**Given exercise:**
It is required that all of the data be written out exactly.

**Records for this task:**

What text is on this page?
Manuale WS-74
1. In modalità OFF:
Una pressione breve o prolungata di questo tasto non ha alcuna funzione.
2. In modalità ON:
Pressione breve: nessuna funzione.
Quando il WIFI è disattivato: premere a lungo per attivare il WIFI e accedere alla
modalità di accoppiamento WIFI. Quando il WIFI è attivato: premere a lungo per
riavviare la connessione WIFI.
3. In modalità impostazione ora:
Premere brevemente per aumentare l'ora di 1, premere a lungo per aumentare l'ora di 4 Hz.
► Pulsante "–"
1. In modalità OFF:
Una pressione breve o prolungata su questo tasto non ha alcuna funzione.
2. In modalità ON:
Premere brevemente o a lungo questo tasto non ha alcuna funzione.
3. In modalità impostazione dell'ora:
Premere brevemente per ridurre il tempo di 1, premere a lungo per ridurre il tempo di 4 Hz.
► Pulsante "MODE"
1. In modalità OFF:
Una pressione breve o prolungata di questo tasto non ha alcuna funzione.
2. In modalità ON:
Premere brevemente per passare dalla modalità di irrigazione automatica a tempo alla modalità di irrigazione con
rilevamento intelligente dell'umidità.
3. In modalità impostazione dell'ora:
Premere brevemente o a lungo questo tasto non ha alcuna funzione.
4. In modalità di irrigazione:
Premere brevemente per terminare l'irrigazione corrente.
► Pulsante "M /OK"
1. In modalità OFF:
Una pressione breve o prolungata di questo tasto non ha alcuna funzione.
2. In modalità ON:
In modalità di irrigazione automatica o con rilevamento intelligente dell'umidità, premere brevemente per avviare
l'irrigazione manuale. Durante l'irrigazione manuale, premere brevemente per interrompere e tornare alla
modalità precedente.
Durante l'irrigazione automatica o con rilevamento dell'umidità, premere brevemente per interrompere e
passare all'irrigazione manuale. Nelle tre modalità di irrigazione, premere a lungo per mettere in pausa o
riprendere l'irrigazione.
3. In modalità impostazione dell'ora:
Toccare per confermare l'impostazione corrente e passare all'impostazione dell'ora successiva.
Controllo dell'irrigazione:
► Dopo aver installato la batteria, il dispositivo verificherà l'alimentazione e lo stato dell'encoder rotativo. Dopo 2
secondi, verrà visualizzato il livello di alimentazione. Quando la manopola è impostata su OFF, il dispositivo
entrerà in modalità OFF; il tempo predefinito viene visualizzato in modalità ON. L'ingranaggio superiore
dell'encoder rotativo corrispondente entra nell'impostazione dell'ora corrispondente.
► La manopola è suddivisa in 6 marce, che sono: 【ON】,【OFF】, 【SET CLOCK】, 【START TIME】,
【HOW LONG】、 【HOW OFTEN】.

**Exercise output:**
What text is on this page?
Manuale WS-74
1. In modalità OFF:
Una pressione breve o prolungata di questo tasto non ha alcuna funzione.
2. In modalità ON:
Pressione breve: nessuna funzione.
Quando il WIFI è disattivato: premere a lungo per attivare il WIFI e accedere alla
modalità di accoppiamento WIFI. Quando il WIFI è attivato: premere a lungo per
riavviare la connessione WIFI.
3. In modalità impostazione ora:
Premere brevemente per aumentare l'ora di 1, premere a lungo per aumentare l'ora di 4 Hz.
► Pulsante "–"
1. In modalità OFF:
Una pressione breve o prolungata su questo tasto non ha alcuna funzione.
2. In modalità ON:
Premere brevemente o a lungo questo tasto non ha alcuna funzione.
3. In modalità impostazione dell'ora:
Premere brevemente per ridurre il tempo di 1, premere a lungo per ridurre il tempo di 4 Hz.
► Pulsante "MODE"
1. In modalità OFF:
Una pressione breve o prolungata di questo tasto non ha alcuna funzione.
2. In modalità ON:
Premere brevemente per passare dalla modalità di irrigazione automatica a tempo alla modalità di irrigazione con
rilevamento intelligente dell'umidità.
3. In modalità impostazione dell'ora:
Premere brevemente o a lungo questo tasto non ha alcuna funzione.
4. In modalità di irrigazione:
Premere brevemente per terminare l'irrigazione corrente.
► Pulsante "M /OK"
1. In modalità OFF:
Una pressione breve o prolungata di questo tasto non ha alcuna funzione.
2. In modalità ON:
In modalità di irrigazione automatica o con rilevamento intelligente dell'umidità, premere brevemente per avviare
l'irrigazione manuale. Durante l'irrigazione manuale, premere brevemente per interrompere e tornare alla
modalità precedente.
Durante l'irrigazione automatica o con rilevamento dell'umidità, premere brevemente per interrompere e
passare all'irrigazione manuale. Nelle tre modalità di irrigazione, premere a lungo per mettere in pausa o
riprendere l'irrigazione.
3. In modalità impostazione dell'ora:
Toccare per confermare l'impostazione corrente e passare all'impostazione dell'ora successiva.
Controllo dell'irrigazione:
► Dopo aver installato la batteria, il dispositivo verificherà l'alimentazione e lo stato dell'encoder rotativo. Dopo 2
secondi, verrà visualizzato il livello di alimentazione. Quando la manopola è impostata su OFF, il dispositivo
entrerà in modalità OFF; il tempo predefinito viene visualizzato in modalità ON. L'ingranaggio superiore
dell'encoder rotativo corrispondente entra nell'impostazione dell'ora corrispondente.
► La manopola è suddivisa in 6 marce, che sono: 【ON】,【OFF】, 【SET CLOCK】, 【START TIME】,
【HOW LONG】、 【HOW OFTEN】.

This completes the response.